[Source records]
☆ ☆ ☆ ☆ ☆
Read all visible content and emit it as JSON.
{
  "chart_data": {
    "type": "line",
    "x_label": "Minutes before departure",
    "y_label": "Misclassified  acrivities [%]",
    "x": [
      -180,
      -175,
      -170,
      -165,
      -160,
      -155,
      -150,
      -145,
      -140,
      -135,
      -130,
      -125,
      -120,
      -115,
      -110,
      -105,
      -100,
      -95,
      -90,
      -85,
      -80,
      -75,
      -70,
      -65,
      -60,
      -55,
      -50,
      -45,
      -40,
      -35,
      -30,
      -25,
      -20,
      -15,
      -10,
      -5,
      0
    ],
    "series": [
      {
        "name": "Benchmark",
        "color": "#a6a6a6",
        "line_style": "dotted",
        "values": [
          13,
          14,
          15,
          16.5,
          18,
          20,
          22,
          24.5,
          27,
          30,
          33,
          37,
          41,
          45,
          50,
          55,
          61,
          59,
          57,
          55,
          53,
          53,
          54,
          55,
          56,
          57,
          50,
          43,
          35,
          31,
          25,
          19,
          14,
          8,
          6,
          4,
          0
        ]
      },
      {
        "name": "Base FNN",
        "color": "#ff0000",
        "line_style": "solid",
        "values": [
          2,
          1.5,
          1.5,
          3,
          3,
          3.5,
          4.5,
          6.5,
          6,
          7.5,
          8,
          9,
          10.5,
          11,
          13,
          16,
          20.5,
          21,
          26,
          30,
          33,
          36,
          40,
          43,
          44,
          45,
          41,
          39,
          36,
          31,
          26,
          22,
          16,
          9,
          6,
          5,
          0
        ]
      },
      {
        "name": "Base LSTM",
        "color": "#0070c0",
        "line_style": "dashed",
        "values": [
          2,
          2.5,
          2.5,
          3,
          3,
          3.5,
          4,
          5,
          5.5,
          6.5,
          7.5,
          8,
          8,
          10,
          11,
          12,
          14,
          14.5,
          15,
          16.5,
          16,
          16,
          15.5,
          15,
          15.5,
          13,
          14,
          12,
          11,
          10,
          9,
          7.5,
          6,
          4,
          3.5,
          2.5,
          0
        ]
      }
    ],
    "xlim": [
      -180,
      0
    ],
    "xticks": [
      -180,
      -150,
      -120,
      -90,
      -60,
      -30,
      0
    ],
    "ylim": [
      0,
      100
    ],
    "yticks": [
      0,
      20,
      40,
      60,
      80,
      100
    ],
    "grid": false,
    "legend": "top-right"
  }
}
☆ ☆ ☆ ☆ ☆
**PROBLEM DESCRIPTION**
Tally the lines of the data that hold the string "color". Answer with the number and nothing more.

**THE ANSWER**
3